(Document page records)
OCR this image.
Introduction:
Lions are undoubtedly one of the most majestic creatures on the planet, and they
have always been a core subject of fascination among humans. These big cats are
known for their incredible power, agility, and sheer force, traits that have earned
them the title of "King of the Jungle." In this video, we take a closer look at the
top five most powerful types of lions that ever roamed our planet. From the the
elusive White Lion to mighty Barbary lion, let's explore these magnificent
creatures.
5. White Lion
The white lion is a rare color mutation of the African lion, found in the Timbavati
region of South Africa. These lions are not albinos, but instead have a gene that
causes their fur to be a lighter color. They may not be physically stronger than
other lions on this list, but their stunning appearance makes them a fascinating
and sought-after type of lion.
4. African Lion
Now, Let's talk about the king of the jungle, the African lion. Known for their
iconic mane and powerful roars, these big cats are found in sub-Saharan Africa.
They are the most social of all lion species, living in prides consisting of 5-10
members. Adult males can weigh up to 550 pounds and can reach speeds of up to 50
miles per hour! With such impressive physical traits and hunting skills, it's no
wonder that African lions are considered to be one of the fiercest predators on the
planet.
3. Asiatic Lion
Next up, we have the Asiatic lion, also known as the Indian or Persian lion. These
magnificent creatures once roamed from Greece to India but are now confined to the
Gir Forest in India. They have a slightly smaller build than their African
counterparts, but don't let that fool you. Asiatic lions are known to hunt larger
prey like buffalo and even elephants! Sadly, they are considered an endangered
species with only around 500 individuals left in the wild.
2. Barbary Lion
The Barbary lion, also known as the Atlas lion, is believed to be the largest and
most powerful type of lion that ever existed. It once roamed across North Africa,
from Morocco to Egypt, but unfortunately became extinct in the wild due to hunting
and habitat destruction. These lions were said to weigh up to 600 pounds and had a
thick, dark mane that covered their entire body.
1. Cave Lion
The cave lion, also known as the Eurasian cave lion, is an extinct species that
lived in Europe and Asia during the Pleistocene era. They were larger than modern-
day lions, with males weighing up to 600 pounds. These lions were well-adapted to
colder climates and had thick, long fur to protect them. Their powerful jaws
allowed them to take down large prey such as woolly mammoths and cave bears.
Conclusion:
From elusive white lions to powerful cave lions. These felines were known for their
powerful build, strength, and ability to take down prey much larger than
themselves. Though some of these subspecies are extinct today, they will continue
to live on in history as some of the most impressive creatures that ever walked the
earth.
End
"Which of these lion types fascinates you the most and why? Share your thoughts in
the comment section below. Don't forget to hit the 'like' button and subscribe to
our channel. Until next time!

WHAT IS BEING ASKED >> Copy every line from the records above that contains the string "take".

EXERCISE RESPONSE >>
them the title of "King of the Jungle." In this video, we take a closer look at the
allowed them to take down large prey such as woolly mammoths and cave bears.
powerful build, strength, and ability to take down prey much larger than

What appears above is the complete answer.